#### WORK REQUIRED
Where an entry holds an image, skip the image but reproduce the rest word for word.

#### DATA EXTRACT
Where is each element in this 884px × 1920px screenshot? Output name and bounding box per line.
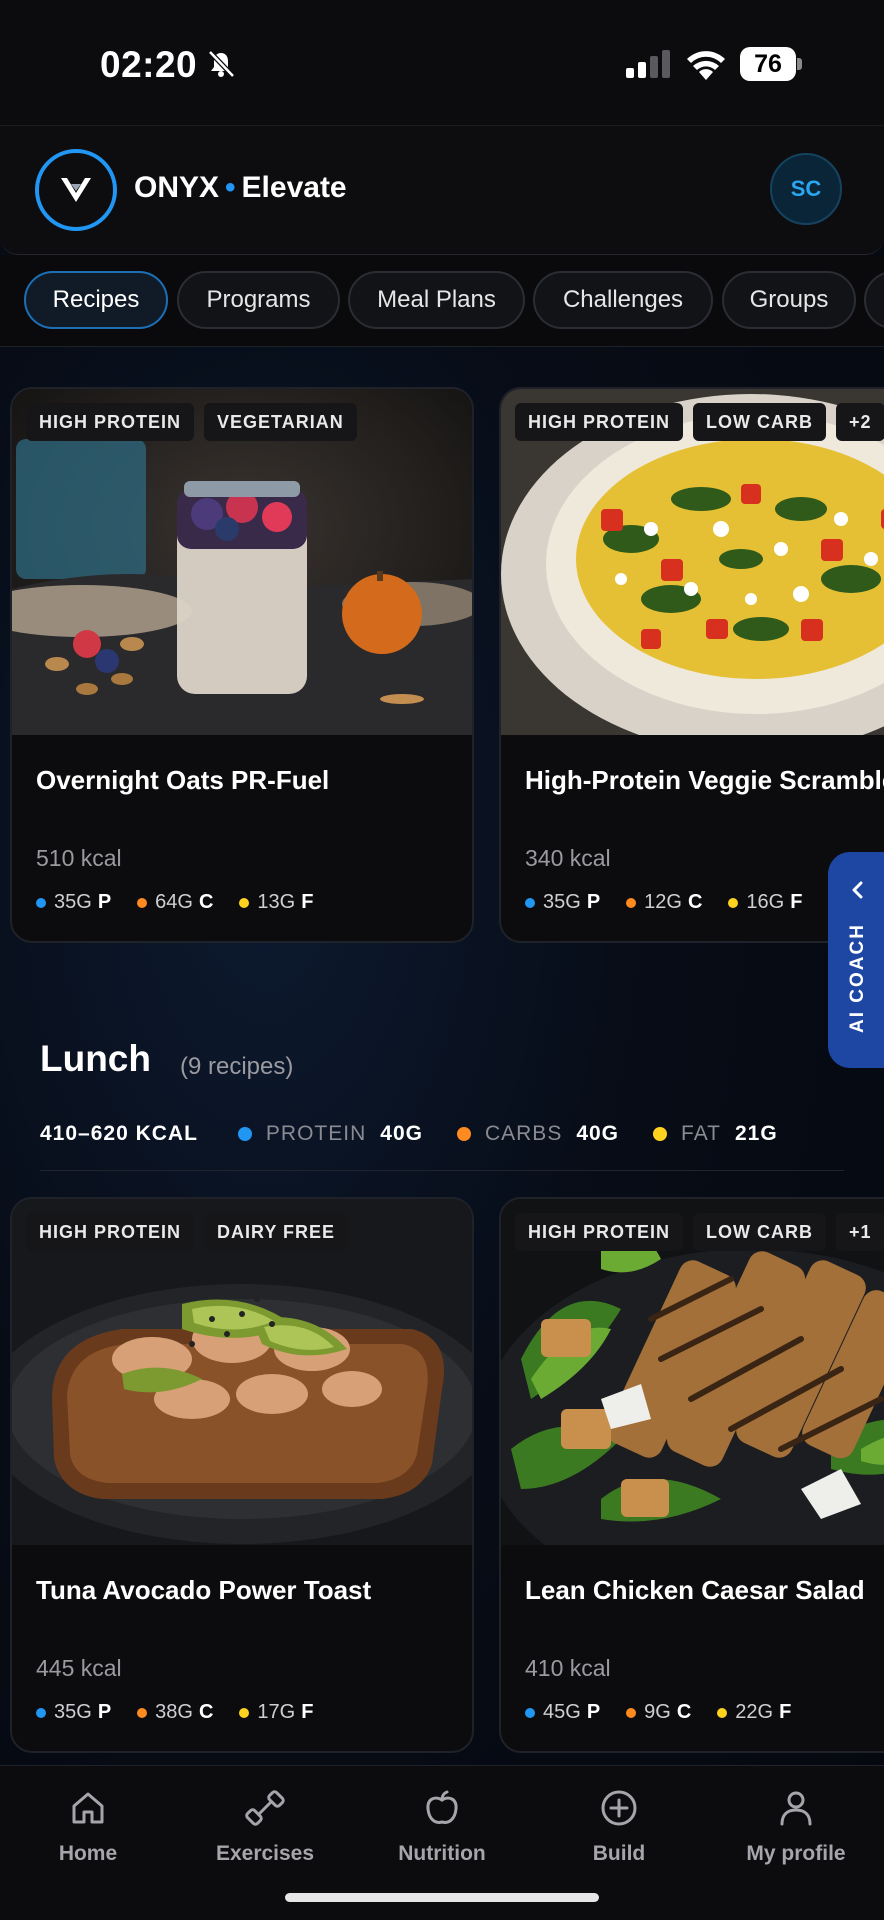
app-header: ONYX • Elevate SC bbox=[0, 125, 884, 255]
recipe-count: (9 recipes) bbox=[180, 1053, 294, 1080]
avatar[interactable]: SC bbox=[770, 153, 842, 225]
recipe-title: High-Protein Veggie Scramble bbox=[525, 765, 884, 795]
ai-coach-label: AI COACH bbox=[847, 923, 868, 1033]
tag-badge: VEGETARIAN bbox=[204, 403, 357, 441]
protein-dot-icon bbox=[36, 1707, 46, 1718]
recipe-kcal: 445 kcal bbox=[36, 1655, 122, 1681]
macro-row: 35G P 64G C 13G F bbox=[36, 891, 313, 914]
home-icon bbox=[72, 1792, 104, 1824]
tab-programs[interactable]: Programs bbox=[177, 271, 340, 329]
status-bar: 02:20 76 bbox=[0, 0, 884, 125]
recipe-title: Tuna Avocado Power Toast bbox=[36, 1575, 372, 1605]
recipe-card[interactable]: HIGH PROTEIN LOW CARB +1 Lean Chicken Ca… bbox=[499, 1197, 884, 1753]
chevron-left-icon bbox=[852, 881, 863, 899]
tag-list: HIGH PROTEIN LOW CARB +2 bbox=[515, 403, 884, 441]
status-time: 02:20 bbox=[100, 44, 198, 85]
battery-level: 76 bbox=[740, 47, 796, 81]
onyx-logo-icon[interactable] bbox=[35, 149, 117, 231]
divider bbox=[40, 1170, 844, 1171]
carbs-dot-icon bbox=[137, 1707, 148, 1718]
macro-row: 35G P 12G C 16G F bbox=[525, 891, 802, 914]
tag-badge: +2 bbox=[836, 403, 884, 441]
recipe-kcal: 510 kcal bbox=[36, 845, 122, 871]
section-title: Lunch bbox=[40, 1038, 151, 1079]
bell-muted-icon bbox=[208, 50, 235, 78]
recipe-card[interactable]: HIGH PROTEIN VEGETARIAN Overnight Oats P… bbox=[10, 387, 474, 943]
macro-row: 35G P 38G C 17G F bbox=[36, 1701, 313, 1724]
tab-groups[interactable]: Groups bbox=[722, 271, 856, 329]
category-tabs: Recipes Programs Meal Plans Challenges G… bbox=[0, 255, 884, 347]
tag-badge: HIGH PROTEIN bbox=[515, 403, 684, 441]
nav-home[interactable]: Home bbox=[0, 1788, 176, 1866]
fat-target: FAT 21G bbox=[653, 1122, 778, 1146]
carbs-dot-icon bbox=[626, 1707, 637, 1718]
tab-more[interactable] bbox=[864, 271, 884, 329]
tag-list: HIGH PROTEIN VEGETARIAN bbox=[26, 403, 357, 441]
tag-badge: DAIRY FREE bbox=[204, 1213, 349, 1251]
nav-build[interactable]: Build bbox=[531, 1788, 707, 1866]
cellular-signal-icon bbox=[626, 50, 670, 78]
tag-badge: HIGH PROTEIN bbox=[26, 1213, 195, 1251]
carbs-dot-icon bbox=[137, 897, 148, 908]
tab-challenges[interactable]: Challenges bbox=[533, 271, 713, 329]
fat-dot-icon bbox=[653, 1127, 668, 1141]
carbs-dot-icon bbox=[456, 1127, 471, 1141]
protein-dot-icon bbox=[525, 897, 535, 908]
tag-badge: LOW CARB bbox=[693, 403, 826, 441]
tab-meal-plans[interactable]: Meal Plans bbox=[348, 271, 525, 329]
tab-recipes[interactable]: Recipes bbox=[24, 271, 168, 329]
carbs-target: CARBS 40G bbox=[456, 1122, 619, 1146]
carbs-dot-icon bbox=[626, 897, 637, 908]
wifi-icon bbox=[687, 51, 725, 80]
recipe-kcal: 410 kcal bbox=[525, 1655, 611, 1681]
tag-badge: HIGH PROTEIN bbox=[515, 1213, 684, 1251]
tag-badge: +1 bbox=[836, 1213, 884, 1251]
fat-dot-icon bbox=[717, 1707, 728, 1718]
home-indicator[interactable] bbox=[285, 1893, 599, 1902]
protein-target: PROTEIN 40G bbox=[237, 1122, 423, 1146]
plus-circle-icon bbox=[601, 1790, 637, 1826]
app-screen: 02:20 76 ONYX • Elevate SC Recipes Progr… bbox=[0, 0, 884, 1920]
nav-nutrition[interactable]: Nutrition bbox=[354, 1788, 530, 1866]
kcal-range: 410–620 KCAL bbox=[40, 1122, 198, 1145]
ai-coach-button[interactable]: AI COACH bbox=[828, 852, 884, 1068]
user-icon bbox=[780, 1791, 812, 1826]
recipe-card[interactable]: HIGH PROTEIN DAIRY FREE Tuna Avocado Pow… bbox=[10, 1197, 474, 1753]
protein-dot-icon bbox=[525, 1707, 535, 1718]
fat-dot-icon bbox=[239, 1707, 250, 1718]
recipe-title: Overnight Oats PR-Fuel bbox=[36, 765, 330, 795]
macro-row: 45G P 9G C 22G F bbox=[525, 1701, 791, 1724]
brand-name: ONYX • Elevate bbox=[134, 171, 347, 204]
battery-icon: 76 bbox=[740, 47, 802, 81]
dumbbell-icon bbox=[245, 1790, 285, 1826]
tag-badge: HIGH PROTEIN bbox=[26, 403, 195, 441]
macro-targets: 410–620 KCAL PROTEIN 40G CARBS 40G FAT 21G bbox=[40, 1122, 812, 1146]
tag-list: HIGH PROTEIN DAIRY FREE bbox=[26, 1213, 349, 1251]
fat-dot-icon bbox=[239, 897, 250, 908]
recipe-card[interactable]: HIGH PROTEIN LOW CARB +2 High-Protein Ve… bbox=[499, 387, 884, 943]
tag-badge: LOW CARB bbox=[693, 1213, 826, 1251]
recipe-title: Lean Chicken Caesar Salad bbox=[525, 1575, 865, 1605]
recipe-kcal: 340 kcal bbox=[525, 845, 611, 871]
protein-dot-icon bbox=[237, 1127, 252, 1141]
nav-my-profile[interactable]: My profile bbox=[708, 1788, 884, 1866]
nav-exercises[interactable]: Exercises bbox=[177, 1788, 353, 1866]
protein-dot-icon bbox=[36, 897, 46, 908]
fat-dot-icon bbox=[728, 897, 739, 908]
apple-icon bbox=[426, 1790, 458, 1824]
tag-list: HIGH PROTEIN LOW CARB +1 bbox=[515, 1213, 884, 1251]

#### SOLUTION TO THE EXERCISE
Where is each element in this 884px × 1920px screenshot? Output name and bounding box per line.
app-header: ONYX • Elevate SC bbox=[0, 125, 884, 255]
recipe-count: (9 recipes) bbox=[180, 1053, 294, 1080]
avatar[interactable]: SC bbox=[770, 153, 842, 225]
recipe-title: High-Protein Veggie Scramble bbox=[525, 765, 884, 795]
ai-coach-label: AI COACH bbox=[847, 923, 868, 1033]
tag-badge: VEGETARIAN bbox=[204, 403, 357, 441]
protein-dot-icon bbox=[36, 1707, 46, 1718]
recipe-kcal: 445 kcal bbox=[36, 1655, 122, 1681]
macro-row: 35G P 64G C 13G F bbox=[36, 891, 313, 914]
home-icon bbox=[72, 1792, 104, 1824]
tab-programs[interactable]: Programs bbox=[177, 271, 340, 329]
status-bar: 02:20 76 bbox=[0, 0, 884, 125]
recipe-title: Tuna Avocado Power Toast bbox=[36, 1575, 372, 1605]
recipe-card[interactable]: HIGH PROTEIN LOW CARB +1 Lean Chicken Ca… bbox=[499, 1197, 884, 1753]
chevron-left-icon bbox=[852, 881, 863, 899]
tag-list: HIGH PROTEIN LOW CARB +2 bbox=[515, 403, 884, 441]
status-time: 02:20 bbox=[100, 44, 198, 85]
battery-level: 76 bbox=[740, 47, 796, 81]
onyx-logo-icon[interactable] bbox=[35, 149, 117, 231]
divider bbox=[40, 1170, 844, 1171]
carbs-dot-icon bbox=[137, 1707, 148, 1718]
macro-row: 35G P 12G C 16G F bbox=[525, 891, 802, 914]
tag-badge: +2 bbox=[836, 403, 884, 441]
recipe-kcal: 510 kcal bbox=[36, 845, 122, 871]
section-title: Lunch bbox=[40, 1038, 151, 1079]
bell-muted-icon bbox=[208, 50, 235, 78]
recipe-card[interactable]: HIGH PROTEIN VEGETARIAN Overnight Oats P… bbox=[10, 387, 474, 943]
macro-row: 35G P 38G C 17G F bbox=[36, 1701, 313, 1724]
tab-groups[interactable]: Groups bbox=[722, 271, 856, 329]
category-tabs: Recipes Programs Meal Plans Challenges G… bbox=[0, 255, 884, 347]
tag-badge: HIGH PROTEIN bbox=[515, 403, 684, 441]
nav-home[interactable]: Home bbox=[0, 1788, 176, 1866]
fat-target: FAT 21G bbox=[653, 1122, 778, 1146]
carbs-dot-icon bbox=[626, 1707, 637, 1718]
tab-more[interactable] bbox=[864, 271, 884, 329]
tag-list: HIGH PROTEIN VEGETARIAN bbox=[26, 403, 357, 441]
tag-badge: DAIRY FREE bbox=[204, 1213, 349, 1251]
nav-build[interactable]: Build bbox=[531, 1788, 707, 1866]
cellular-signal-icon bbox=[626, 50, 670, 78]
tag-badge: HIGH PROTEIN bbox=[26, 1213, 195, 1251]
carbs-dot-icon bbox=[137, 897, 148, 908]
tab-challenges[interactable]: Challenges bbox=[533, 271, 713, 329]
fat-dot-icon bbox=[653, 1127, 668, 1141]
carbs-dot-icon bbox=[456, 1127, 471, 1141]
protein-dot-icon bbox=[525, 897, 535, 908]
tag-badge: LOW CARB bbox=[693, 403, 826, 441]
tab-meal-plans[interactable]: Meal Plans bbox=[348, 271, 525, 329]
tab-recipes[interactable]: Recipes bbox=[24, 271, 168, 329]
carbs-target: CARBS 40G bbox=[456, 1122, 619, 1146]
carbs-dot-icon bbox=[626, 897, 637, 908]
wifi-icon bbox=[687, 51, 725, 80]
recipe-kcal: 410 kcal bbox=[525, 1655, 611, 1681]
tag-badge: HIGH PROTEIN bbox=[515, 1213, 684, 1251]
tag-badge: +1 bbox=[836, 1213, 884, 1251]
fat-dot-icon bbox=[717, 1707, 728, 1718]
home-indicator[interactable] bbox=[285, 1893, 599, 1902]
protein-target: PROTEIN 40G bbox=[237, 1122, 423, 1146]
plus-circle-icon bbox=[601, 1790, 637, 1826]
app-screen: 02:20 76 ONYX • Elevate SC Recipes Progr… bbox=[0, 0, 884, 1920]
nav-nutrition[interactable]: Nutrition bbox=[354, 1788, 530, 1866]
kcal-range: 410–620 KCAL bbox=[40, 1122, 198, 1145]
ai-coach-button[interactable]: AI COACH bbox=[828, 852, 884, 1068]
user-icon bbox=[780, 1791, 812, 1826]
recipe-card[interactable]: HIGH PROTEIN DAIRY FREE Tuna Avocado Pow… bbox=[10, 1197, 474, 1753]
protein-dot-icon bbox=[525, 1707, 535, 1718]
fat-dot-icon bbox=[239, 1707, 250, 1718]
recipe-title: Overnight Oats PR-Fuel bbox=[36, 765, 330, 795]
macro-row: 45G P 9G C 22G F bbox=[525, 1701, 791, 1724]
brand-name: ONYX • Elevate bbox=[134, 171, 347, 204]
battery-icon: 76 bbox=[740, 47, 802, 81]
dumbbell-icon bbox=[245, 1790, 285, 1826]
tag-badge: HIGH PROTEIN bbox=[26, 403, 195, 441]
macro-targets: 410–620 KCAL PROTEIN 40G CARBS 40G FAT 21G bbox=[40, 1122, 812, 1146]
tag-list: HIGH PROTEIN DAIRY FREE bbox=[26, 1213, 349, 1251]
fat-dot-icon bbox=[239, 897, 250, 908]
recipe-card[interactable]: HIGH PROTEIN LOW CARB +2 High-Protein Ve… bbox=[499, 387, 884, 943]
tag-badge: LOW CARB bbox=[693, 1213, 826, 1251]
recipe-title: Lean Chicken Caesar Salad bbox=[525, 1575, 865, 1605]
recipe-kcal: 340 kcal bbox=[525, 845, 611, 871]
protein-dot-icon bbox=[237, 1127, 252, 1141]
nav-my-profile[interactable]: My profile bbox=[708, 1788, 884, 1866]
nav-exercises[interactable]: Exercises bbox=[177, 1788, 353, 1866]
protein-dot-icon bbox=[36, 897, 46, 908]
fat-dot-icon bbox=[728, 897, 739, 908]
apple-icon bbox=[426, 1790, 458, 1824]
tag-list: HIGH PROTEIN LOW CARB +1 bbox=[515, 1213, 884, 1251]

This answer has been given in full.